TEXTO PROPORCIONADO

==========

Cuando vi (o, quizá mejor dicho, devoré), Vicious en su estreno en el 2014, la serie me cautivó con su original premisa (dos actores de larga y exitosa carrera encarnando una pareja marcada por estigmas sexuales y de edad) y, al mismo tiempo, con su ambientación íntima y nostálgica.
Entre los factores desencadenantes de esta serie destaca la estética camp que la envuelve de inicio a fin. Si el término camp no termina de sonarles, pues entonces pónganse cómodos.
El camp, es una sensibilidad que aboga por la expresión y un cierto amor por lo cutre o kitsch en un intento de rebelarse contra los dogmas que simplifican el arte en bueno o malo.
Estas características son perfectamente palpables en la atmósfera de la serie desde el primer minuto, no solo el escenario es un guiño a las sitcoms de los años 70 con su decoración cuasi-monocromática, sino que la narrativa abunda en personajes planos (Freddie es ácido y malhumorado, Violet está en constante busca de satisfacción sexual y Ash es a menudo reducido a un mero objeto de deseo, por ejemplo). Y en patrones repetitivos (cada episodio comienza con una llamada de la madre de Stuart, o Freddie y Stuart presentan a Ash y Violet en cada episodio aunque se vean a diario).

==========

ÍTEMS LISTADOS

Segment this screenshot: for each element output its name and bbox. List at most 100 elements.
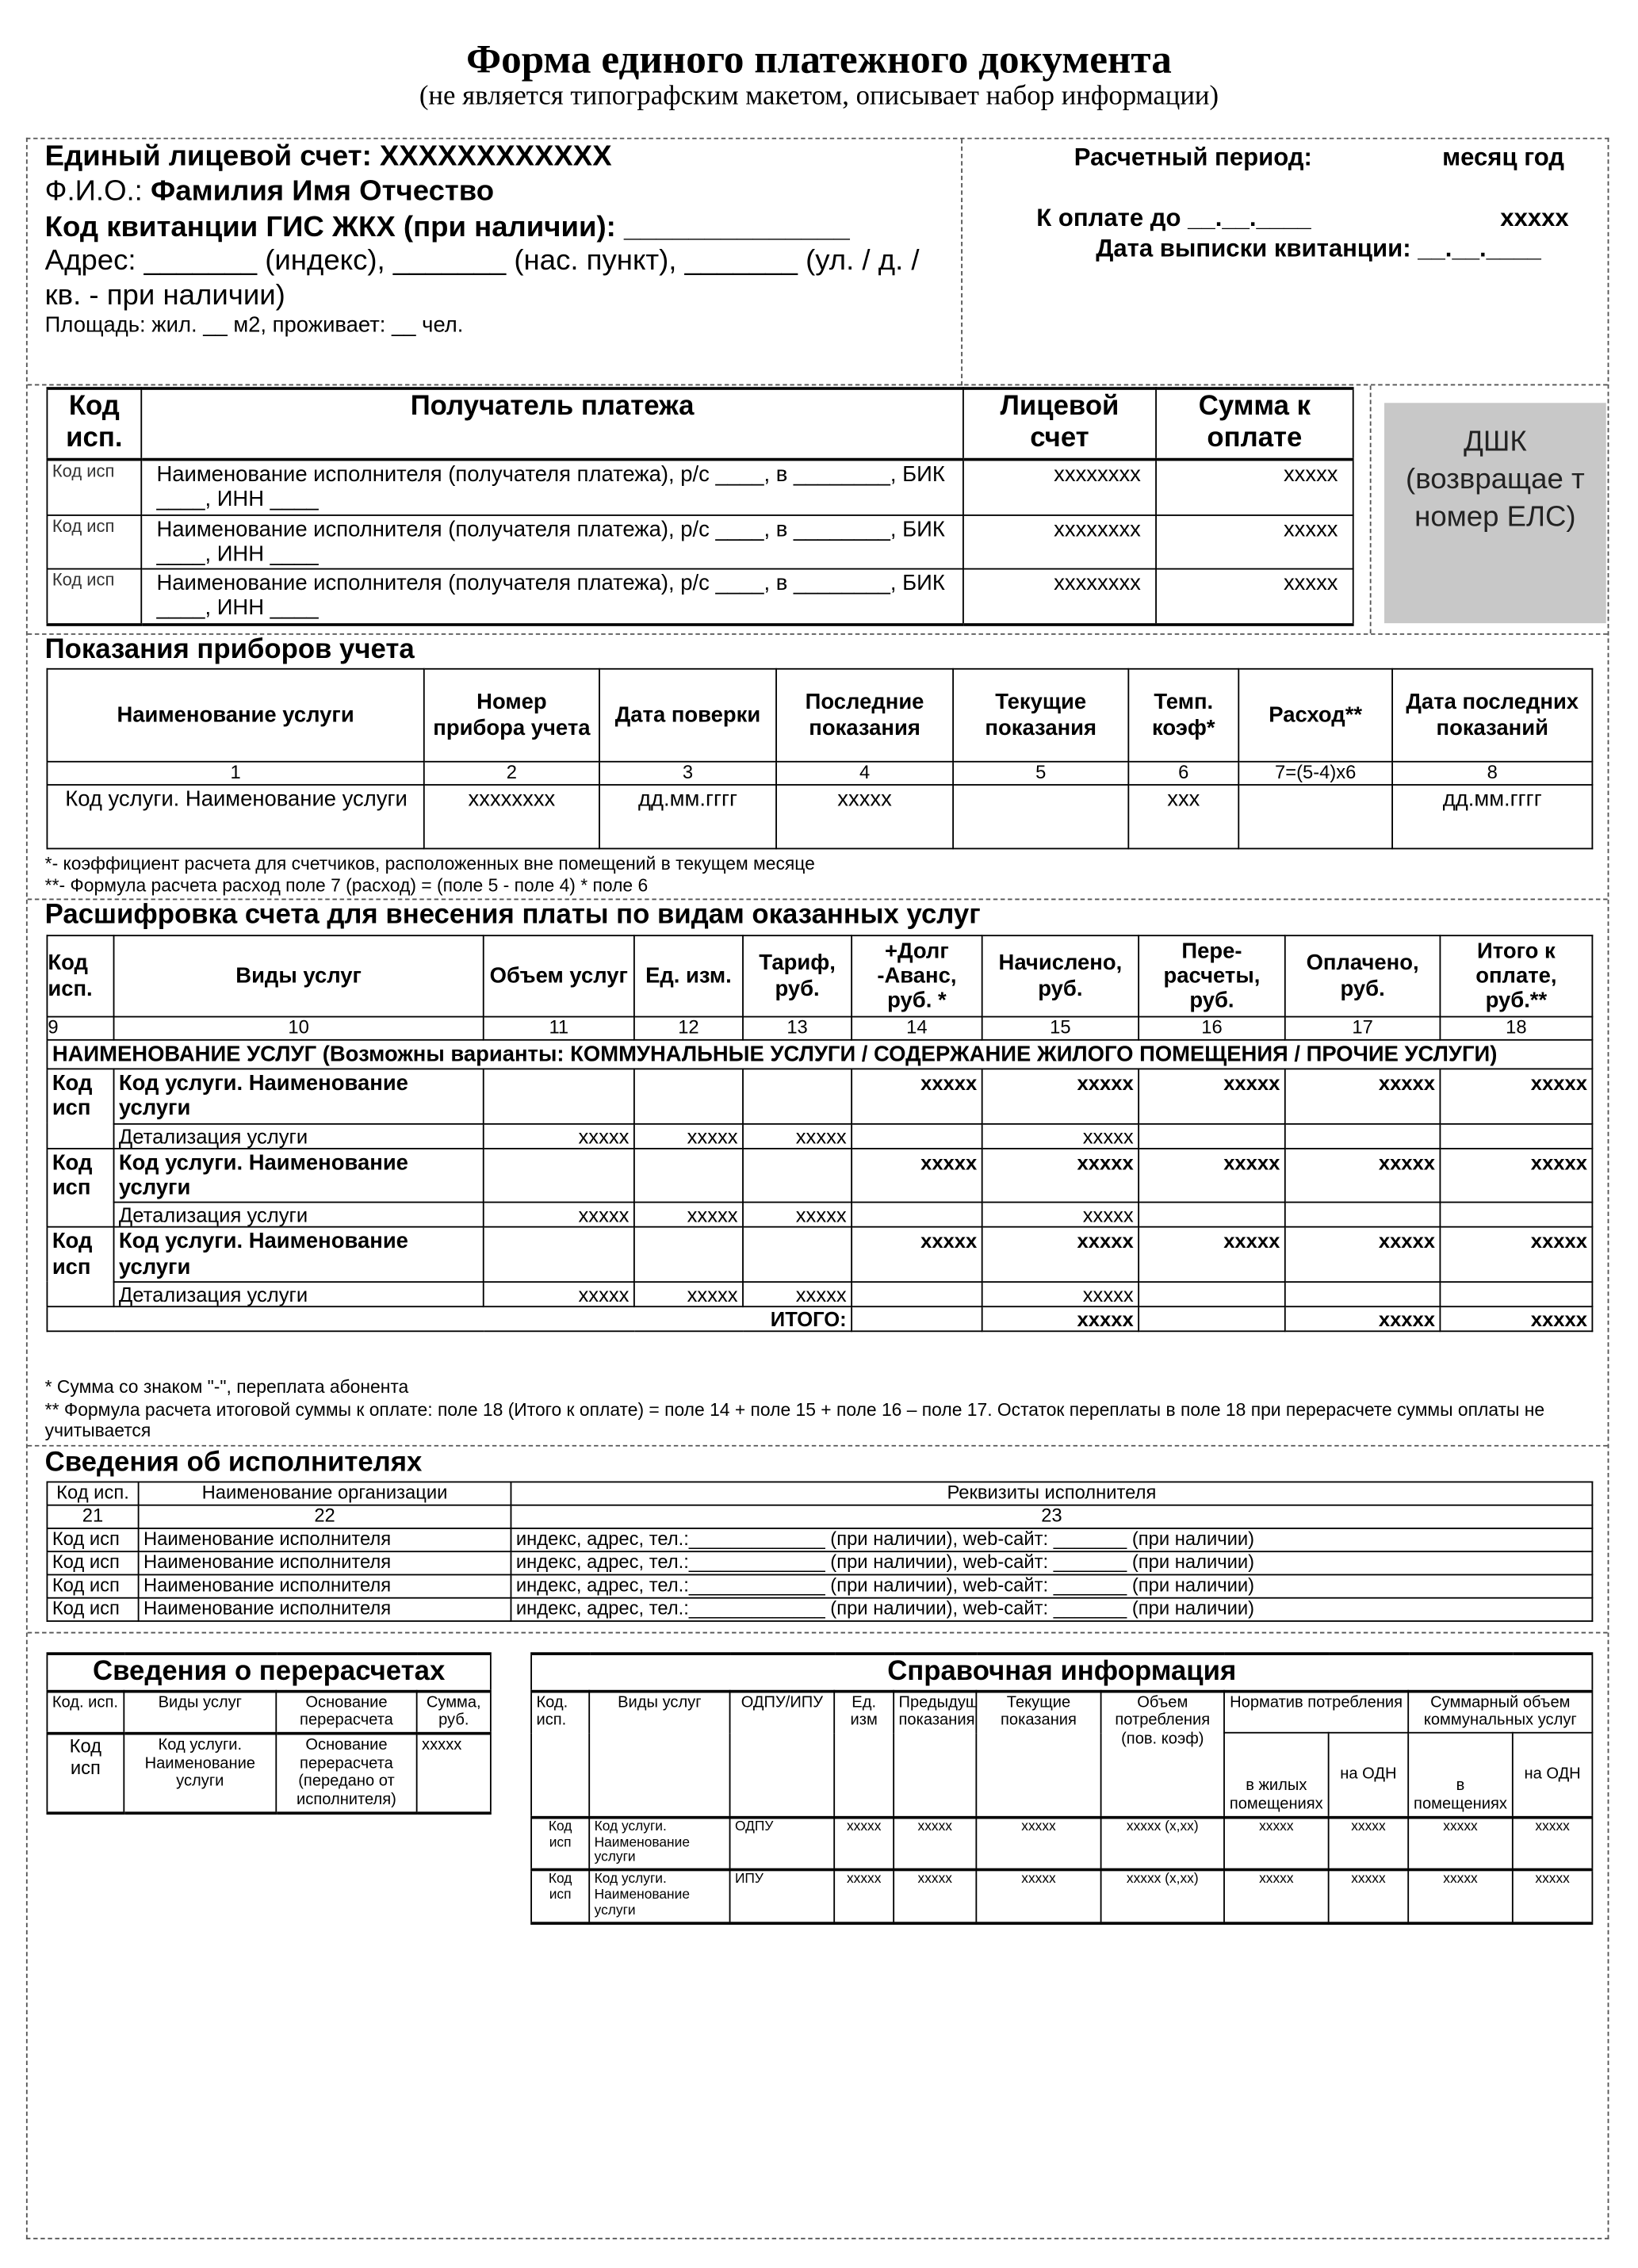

==========

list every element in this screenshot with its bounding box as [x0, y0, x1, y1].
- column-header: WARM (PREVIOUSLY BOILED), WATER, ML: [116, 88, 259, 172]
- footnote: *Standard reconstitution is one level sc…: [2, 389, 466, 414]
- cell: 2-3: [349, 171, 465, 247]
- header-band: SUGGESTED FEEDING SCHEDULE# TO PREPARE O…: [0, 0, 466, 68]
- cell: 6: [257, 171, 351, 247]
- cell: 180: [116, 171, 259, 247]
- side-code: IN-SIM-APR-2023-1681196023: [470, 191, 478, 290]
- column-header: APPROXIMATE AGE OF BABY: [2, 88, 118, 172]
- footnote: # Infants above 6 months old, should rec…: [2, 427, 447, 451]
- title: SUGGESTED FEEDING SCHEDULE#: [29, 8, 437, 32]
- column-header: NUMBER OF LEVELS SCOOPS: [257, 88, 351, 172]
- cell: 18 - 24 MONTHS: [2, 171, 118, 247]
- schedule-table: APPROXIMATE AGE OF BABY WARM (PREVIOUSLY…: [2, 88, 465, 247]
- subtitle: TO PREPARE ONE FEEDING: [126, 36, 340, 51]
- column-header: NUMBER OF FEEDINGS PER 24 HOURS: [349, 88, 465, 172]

==========

Prosigue el texto sobre la serie Vicious desde el punto en que termina. Los ítems son material aparte, independiente del texto.

RESPUESTA A CONTINUACIÓN
Capítulo a capítulo, estos detalles refuerzan la sensación de que la serie no se toma a sí misma en serio: de hecho, si lo pensamos, no es descabellado decir que series españolas como Aquí no hay quien viva, La que se avecina o Gym Tony quedan cerca de los patrones del camp, al menos, en este aspecto.
Y es que, por primera vez en medios mainstream, el público tiene acceso a una serie que nos muestra cómo una pareja homosexual y, además, mayor, encara su día a día.
Si ya es difícil encontrar minorías representadas en series mainstream, aún lo es más en el caso de grupos con estigmas interseccionales; es por eso que, críticas aparte, Vicious destaca por darnos la oportunidad de ver el mundo a través de los ojos de personas como Freddie y Stuart. Poco a poco, los límites se están resquebrajando...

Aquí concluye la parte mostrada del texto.